* OBJECTIVE: Output every entry exactly as written.

* ITEMS:
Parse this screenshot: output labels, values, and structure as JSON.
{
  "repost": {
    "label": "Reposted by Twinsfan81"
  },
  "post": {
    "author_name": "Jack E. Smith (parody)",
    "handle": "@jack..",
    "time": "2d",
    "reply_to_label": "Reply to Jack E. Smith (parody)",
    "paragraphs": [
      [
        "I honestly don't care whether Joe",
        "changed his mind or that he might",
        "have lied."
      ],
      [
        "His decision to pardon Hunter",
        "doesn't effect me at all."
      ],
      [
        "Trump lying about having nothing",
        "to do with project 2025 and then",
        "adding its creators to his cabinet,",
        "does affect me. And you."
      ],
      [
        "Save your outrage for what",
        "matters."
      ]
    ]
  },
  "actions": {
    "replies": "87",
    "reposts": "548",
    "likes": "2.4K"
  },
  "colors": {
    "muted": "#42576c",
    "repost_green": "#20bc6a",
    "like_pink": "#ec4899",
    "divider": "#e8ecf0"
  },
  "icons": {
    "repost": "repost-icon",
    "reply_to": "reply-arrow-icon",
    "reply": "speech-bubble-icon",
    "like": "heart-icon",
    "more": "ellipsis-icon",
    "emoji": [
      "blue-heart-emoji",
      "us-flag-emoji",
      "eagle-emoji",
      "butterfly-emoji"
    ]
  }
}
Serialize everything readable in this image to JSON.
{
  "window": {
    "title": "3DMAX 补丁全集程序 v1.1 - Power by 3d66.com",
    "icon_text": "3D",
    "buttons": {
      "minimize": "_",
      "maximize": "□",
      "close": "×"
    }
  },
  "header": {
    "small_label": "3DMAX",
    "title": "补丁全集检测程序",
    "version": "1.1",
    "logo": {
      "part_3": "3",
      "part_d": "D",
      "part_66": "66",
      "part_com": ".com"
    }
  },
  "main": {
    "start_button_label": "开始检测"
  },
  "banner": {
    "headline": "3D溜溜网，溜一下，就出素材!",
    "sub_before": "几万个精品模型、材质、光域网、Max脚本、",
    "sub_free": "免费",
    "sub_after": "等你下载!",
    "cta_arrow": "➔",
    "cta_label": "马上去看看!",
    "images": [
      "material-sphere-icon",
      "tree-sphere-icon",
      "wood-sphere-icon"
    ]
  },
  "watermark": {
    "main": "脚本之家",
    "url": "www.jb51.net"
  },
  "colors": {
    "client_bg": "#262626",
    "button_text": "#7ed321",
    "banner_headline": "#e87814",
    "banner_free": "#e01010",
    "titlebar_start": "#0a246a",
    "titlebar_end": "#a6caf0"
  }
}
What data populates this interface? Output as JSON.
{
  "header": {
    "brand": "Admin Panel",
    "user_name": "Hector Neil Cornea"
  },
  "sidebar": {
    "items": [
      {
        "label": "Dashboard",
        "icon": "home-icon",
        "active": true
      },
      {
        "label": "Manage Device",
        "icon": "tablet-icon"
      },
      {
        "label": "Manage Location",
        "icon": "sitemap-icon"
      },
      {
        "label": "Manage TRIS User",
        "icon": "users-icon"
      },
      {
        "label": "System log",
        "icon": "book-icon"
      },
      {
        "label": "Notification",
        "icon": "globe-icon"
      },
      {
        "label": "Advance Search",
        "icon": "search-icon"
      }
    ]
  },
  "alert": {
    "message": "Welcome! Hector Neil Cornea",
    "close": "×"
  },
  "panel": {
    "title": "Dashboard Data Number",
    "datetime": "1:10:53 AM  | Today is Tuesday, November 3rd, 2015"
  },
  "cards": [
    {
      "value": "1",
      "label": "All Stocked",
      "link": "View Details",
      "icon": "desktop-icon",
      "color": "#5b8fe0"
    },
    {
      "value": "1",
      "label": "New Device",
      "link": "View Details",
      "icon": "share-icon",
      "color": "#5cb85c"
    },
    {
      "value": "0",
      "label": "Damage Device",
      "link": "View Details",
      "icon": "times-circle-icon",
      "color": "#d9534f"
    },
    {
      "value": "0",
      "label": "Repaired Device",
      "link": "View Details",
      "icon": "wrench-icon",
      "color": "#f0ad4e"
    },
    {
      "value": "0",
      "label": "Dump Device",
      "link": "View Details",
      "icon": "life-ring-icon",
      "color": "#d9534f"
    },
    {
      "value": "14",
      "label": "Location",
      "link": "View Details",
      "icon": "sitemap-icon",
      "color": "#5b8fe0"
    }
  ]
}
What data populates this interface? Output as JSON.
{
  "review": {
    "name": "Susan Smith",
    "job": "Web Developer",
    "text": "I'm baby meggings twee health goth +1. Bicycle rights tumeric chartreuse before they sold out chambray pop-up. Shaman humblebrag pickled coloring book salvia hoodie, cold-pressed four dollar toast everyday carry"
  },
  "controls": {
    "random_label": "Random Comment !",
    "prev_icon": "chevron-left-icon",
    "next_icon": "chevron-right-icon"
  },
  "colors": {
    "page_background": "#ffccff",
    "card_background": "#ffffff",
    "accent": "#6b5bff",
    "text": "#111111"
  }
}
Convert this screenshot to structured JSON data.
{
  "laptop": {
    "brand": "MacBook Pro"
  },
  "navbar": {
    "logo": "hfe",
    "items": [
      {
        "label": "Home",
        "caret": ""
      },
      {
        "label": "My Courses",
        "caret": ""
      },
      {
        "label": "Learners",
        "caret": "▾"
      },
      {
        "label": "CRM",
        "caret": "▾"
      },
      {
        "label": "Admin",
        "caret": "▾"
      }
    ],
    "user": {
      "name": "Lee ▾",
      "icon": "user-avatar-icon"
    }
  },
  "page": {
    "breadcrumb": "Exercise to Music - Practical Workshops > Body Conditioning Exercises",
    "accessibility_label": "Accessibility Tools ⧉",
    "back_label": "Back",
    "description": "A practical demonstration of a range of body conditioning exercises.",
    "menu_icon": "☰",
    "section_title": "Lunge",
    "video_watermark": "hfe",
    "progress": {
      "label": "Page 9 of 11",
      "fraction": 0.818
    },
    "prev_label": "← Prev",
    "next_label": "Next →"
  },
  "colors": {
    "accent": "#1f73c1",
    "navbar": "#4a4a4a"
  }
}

* TASK RESPONSE:
Parse this screenshot: output labels, values, and structure as JSON.
{
  "repost": {
    "label": "Reposted by Twinsfan81"
  },
  "post": {
    "author_name": "Jack E. Smith (parody)",
    "handle": "@jack..",
    "time": "2d",
    "reply_to_label": "Reply to Jack E. Smith (parody)",
    "paragraphs": [
      [
        "I honestly don't care whether Joe",
        "changed his mind or that he might",
        "have lied."
      ],
      [
        "His decision to pardon Hunter",
        "doesn't effect me at all."
      ],
      [
        "Trump lying about having nothing",
        "to do with project 2025 and then",
        "adding its creators to his cabinet,",
        "does affect me. And you."
      ],
      [
        "Save your outrage for what",
        "matters."
      ]
    ]
  },
  "actions": {
    "replies": "87",
    "reposts": "548",
    "likes": "2.4K"
  },
  "colors": {
    "muted": "#42576c",
    "repost_green": "#20bc6a",
    "like_pink": "#ec4899",
    "divider": "#e8ecf0"
  },
  "icons": {
    "repost": "repost-icon",
    "reply_to": "reply-arrow-icon",
    "reply": "speech-bubble-icon",
    "like": "heart-icon",
    "more": "ellipsis-icon",
    "emoji": [
      "blue-heart-emoji",
      "us-flag-emoji",
      "eagle-emoji",
      "butterfly-emoji"
    ]
  }
}
Serialize everything readable in this image to JSON.
{
  "window": {
    "title": "3DMAX 补丁全集程序 v1.1 - Power by 3d66.com",
    "icon_text": "3D",
    "buttons": {
      "minimize": "_",
      "maximize": "□",
      "close": "×"
    }
  },
  "header": {
    "small_label": "3DMAX",
    "title": "补丁全集检测程序",
    "version": "1.1",
    "logo": {
      "part_3": "3",
      "part_d": "D",
      "part_66": "66",
      "part_com": ".com"
    }
  },
  "main": {
    "start_button_label": "开始检测"
  },
  "banner": {
    "headline": "3D溜溜网，溜一下，就出素材!",
    "sub_before": "几万个精品模型、材质、光域网、Max脚本、",
    "sub_free": "免费",
    "sub_after": "等你下载!",
    "cta_arrow": "➔",
    "cta_label": "马上去看看!",
    "images": [
      "material-sphere-icon",
      "tree-sphere-icon",
      "wood-sphere-icon"
    ]
  },
  "watermark": {
    "main": "脚本之家",
    "url": "www.jb51.net"
  },
  "colors": {
    "client_bg": "#262626",
    "button_text": "#7ed321",
    "banner_headline": "#e87814",
    "banner_free": "#e01010",
    "titlebar_start": "#0a246a",
    "titlebar_end": "#a6caf0"
  }
}
What data populates this interface? Output as JSON.
{
  "header": {
    "brand": "Admin Panel",
    "user_name": "Hector Neil Cornea"
  },
  "sidebar": {
    "items": [
      {
        "label": "Dashboard",
        "icon": "home-icon",
        "active": true
      },
      {
        "label": "Manage Device",
        "icon": "tablet-icon"
      },
      {
        "label": "Manage Location",
        "icon": "sitemap-icon"
      },
      {
        "label": "Manage TRIS User",
        "icon": "users-icon"
      },
      {
        "label": "System log",
        "icon": "book-icon"
      },
      {
        "label": "Notification",
        "icon": "globe-icon"
      },
      {
        "label": "Advance Search",
        "icon": "search-icon"
      }
    ]
  },
  "alert": {
    "message": "Welcome! Hector Neil Cornea",
    "close": "×"
  },
  "panel": {
    "title": "Dashboard Data Number",
    "datetime": "1:10:53 AM  | Today is Tuesday, November 3rd, 2015"
  },
  "cards": [
    {
      "value": "1",
      "label": "All Stocked",
      "link": "View Details",
      "icon": "desktop-icon",
      "color": "#5b8fe0"
    },
    {
      "value": "1",
      "label": "New Device",
      "link": "View Details",
      "icon": "share-icon",
      "color": "#5cb85c"
    },
    {
      "value": "0",
      "label": "Damage Device",
      "link": "View Details",
      "icon": "times-circle-icon",
      "color": "#d9534f"
    },
    {
      "value": "0",
      "label": "Repaired Device",
      "link": "View Details",
      "icon": "wrench-icon",
      "color": "#f0ad4e"
    },
    {
      "value": "0",
      "label": "Dump Device",
      "link": "View Details",
      "icon": "life-ring-icon",
      "color": "#d9534f"
    },
    {
      "value": "14",
      "label": "Location",
      "link": "View Details",
      "icon": "sitemap-icon",
      "color": "#5b8fe0"
    }
  ]
}
What data populates this interface? Output as JSON.
{
  "review": {
    "name": "Susan Smith",
    "job": "Web Developer",
    "text": "I'm baby meggings twee health goth +1. Bicycle rights tumeric chartreuse before they sold out chambray pop-up. Shaman humblebrag pickled coloring book salvia hoodie, cold-pressed four dollar toast everyday carry"
  },
  "controls": {
    "random_label": "Random Comment !",
    "prev_icon": "chevron-left-icon",
    "next_icon": "chevron-right-icon"
  },
  "colors": {
    "page_background": "#ffccff",
    "card_background": "#ffffff",
    "accent": "#6b5bff",
    "text": "#111111"
  }
}
Convert this screenshot to structured JSON data.
{
  "laptop": {
    "brand": "MacBook Pro"
  },
  "navbar": {
    "logo": "hfe",
    "items": [
      {
        "label": "Home",
        "caret": ""
      },
      {
        "label": "My Courses",
        "caret": ""
      },
      {
        "label": "Learners",
        "caret": "▾"
      },
      {
        "label": "CRM",
        "caret": "▾"
      },
      {
        "label": "Admin",
        "caret": "▾"
      }
    ],
    "user": {
      "name": "Lee ▾",
      "icon": "user-avatar-icon"
    }
  },
  "page": {
    "breadcrumb": "Exercise to Music - Practical Workshops > Body Conditioning Exercises",
    "accessibility_label": "Accessibility Tools ⧉",
    "back_label": "Back",
    "description": "A practical demonstration of a range of body conditioning exercises.",
    "menu_icon": "☰",
    "section_title": "Lunge",
    "video_watermark": "hfe",
    "progress": {
      "label": "Page 9 of 11",
      "fraction": 0.818
    },
    "prev_label": "← Prev",
    "next_label": "Next →"
  },
  "colors": {
    "accent": "#1f73c1",
    "navbar": "#4a4a4a"
  }
}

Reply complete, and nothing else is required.